**Passage provided**.

——————————

Further afield, a weekend trip out of the state of Tamil Nadu led to a few days in Calcutta, where Bengal and Hindi replace Tamil. The city boasts superb colonial architecture including some leafy wide roads reminiscent of New Delhi, the splendid marble Victoria memorial, dedicated to the memory of the late monarch; and the Park Street cemetery full of ornate tombs, largely commemorating British notables from the late 1870s, most of whom had perished very young. Calcutta itself is buzzing, restaurants serve alcohol, food and market stalls dominate and the traffic is crazy, from iconic yellow ambassador taxis to hand-pulled rickshaws, gaudy horse-carriages and even trams. On our first day we passed the shocking remains of the collapsed flyover where sixty-nine people had been killed just a couple of weeks previously, just a gaping hole remaining where a road – and many people’s lives – should have been.

The highlight of Calcutta for me was most definitely Mother Theresa’s house. A simple little, free, museum displayed her knick-knacks, from her leather sandals, grey sweater, walking frame and prayer books, along with an incongruous and amusing display for children involving Barbie Dolls (and even a Ken) dressed up to represent scenes from her life. Barbie dressed up as a nun is certainly a sight to behold, but the scenes depicting Mother Theresa’s early life, with the young religious Albanian girl dressed in a sparkly Barbie outfit sporting long golden hair, did make her subsequent life choices somewhat difficult to comprehend. Next to the museum was her tomb and her bare little bedroom, a very moving place even for an agnostic like me.


I’m glad I had a second chance to visit Chennai.

——————————

**Material provided**.
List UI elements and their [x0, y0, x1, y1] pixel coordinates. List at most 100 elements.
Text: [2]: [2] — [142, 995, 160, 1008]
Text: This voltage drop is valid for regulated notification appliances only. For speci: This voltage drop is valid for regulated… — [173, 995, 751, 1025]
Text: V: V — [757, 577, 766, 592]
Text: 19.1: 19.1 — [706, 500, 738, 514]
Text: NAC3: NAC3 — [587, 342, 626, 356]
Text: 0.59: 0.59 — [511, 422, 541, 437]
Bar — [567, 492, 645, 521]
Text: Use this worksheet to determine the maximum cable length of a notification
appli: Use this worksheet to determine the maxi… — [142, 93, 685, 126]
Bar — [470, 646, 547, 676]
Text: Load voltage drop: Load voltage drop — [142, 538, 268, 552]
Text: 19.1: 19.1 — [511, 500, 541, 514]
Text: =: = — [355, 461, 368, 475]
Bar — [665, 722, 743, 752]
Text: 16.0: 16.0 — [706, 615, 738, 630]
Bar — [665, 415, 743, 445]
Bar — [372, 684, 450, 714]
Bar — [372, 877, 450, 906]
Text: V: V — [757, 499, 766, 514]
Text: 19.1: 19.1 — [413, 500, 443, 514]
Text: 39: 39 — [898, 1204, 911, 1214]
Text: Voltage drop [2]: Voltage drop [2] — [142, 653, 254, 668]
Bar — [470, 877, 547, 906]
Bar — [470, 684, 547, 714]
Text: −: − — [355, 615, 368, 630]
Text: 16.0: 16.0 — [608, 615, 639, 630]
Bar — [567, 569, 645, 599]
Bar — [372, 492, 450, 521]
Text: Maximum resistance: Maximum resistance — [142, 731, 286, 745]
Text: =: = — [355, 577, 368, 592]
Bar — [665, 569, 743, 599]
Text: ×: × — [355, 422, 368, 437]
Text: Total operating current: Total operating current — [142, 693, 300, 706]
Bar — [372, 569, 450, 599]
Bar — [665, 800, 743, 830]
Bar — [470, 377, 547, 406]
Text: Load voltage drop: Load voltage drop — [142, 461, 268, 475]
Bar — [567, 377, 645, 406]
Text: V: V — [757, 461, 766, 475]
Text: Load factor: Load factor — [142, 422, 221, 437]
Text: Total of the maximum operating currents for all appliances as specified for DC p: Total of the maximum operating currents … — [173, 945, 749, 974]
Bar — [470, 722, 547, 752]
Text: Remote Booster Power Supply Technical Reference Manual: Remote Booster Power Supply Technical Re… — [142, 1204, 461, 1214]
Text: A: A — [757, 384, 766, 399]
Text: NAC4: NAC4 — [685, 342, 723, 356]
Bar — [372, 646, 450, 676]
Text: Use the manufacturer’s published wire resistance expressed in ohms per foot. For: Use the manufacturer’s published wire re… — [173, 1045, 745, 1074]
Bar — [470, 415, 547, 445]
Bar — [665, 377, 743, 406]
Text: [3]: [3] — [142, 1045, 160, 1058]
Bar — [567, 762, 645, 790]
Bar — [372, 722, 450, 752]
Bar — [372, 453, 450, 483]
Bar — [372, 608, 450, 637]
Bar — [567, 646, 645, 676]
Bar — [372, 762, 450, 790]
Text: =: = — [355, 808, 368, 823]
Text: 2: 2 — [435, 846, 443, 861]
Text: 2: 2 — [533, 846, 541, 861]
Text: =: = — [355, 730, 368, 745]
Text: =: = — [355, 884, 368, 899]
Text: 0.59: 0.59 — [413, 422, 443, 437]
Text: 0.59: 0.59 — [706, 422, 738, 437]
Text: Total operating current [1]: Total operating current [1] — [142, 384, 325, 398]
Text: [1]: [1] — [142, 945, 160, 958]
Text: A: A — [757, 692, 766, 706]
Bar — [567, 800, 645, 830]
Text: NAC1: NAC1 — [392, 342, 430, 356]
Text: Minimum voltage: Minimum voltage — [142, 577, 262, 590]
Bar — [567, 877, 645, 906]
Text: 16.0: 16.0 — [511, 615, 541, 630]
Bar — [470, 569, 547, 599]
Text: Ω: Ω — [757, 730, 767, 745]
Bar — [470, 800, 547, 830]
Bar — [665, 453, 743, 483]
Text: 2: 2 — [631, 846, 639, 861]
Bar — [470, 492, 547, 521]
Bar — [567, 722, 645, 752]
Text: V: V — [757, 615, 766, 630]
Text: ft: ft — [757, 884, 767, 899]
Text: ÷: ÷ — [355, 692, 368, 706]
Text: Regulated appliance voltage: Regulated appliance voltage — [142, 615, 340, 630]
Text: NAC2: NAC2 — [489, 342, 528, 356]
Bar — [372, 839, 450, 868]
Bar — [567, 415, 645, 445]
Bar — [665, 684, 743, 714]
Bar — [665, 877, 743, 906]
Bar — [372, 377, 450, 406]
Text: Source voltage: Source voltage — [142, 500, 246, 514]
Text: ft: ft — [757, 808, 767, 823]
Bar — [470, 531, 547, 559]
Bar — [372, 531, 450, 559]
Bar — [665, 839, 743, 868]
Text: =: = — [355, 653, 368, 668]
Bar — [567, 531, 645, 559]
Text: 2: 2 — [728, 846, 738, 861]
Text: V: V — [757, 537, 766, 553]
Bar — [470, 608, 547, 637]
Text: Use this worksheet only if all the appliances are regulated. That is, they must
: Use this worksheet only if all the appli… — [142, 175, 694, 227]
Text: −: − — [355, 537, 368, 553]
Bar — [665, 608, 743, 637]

——————————

**Given request 1**.
Answer these from the travel passage:
(a) How many people had been killed in the flyover collapse?
(b) What dolls were used in the children's display at Mother Theresa's house?
(c) Which city is the writer glad to have had a second chance to visit?
**Given request 2**. In the rows, switch "Load voltage drop" to "Load voltage loss" from the first row through the line containing "Text: Load factor: Load", both ends included. Give only those lines again, with nothing else changed.
The travel passage and the rows are unrelated to each other.

**Solution 1**.
(a) Sixty-nine.
(b) Barbie Dolls, and even a Ken.
(c) Chennai.

**Solution 2**.
List UI elements and their [x0, y0, x1, y1] pixel coordinates. List at most 100 elements.
Text: [2]: [2] — [142, 995, 160, 1008]
Text: This voltage drop is valid for regulated notification appliances only. For speci: This voltage drop is valid for regulated… — [173, 995, 751, 1025]
Text: V: V — [757, 577, 766, 592]
Text: 19.1: 19.1 — [706, 500, 738, 514]
Text: NAC3: NAC3 — [587, 342, 626, 356]
Text: 0.59: 0.59 — [511, 422, 541, 437]
Bar — [567, 492, 645, 521]
Text: Use this worksheet to determine the maximum cable length of a notification
appli: Use this worksheet to determine the maxi… — [142, 93, 685, 126]
Bar — [470, 646, 547, 676]
Text: Load voltage loss: Load voltage loss — [142, 538, 268, 552]
Text: 19.1: 19.1 — [511, 500, 541, 514]
Text: =: = — [355, 461, 368, 475]
Bar — [665, 722, 743, 752]
Text: 16.0: 16.0 — [706, 615, 738, 630]
Bar — [665, 415, 743, 445]
Bar — [372, 684, 450, 714]
Bar — [372, 877, 450, 906]
Text: V: V — [757, 499, 766, 514]
Text: 19.1: 19.1 — [413, 500, 443, 514]
Text: 39: 39 — [898, 1204, 911, 1214]
Text: Voltage drop [2]: Voltage drop [2] — [142, 653, 254, 668]
Bar — [470, 877, 547, 906]
Bar — [470, 684, 547, 714]
Text: −: − — [355, 615, 368, 630]
Text: 16.0: 16.0 — [608, 615, 639, 630]
Bar — [567, 569, 645, 599]
Bar — [372, 492, 450, 521]
Text: Maximum resistance: Maximum resistance — [142, 731, 286, 745]
Text: =: = — [355, 577, 368, 592]
Bar — [665, 569, 743, 599]
Text: ×: × — [355, 422, 368, 437]
Text: Total operating current: Total operating current — [142, 693, 300, 706]
Bar — [372, 569, 450, 599]
Bar — [665, 800, 743, 830]
Bar — [470, 377, 547, 406]
Text: Load voltage loss: Load voltage loss — [142, 461, 268, 475]
Bar — [567, 377, 645, 406]
Text: V: V — [757, 461, 766, 475]
Text: Load factor: Load factor — [142, 422, 221, 437]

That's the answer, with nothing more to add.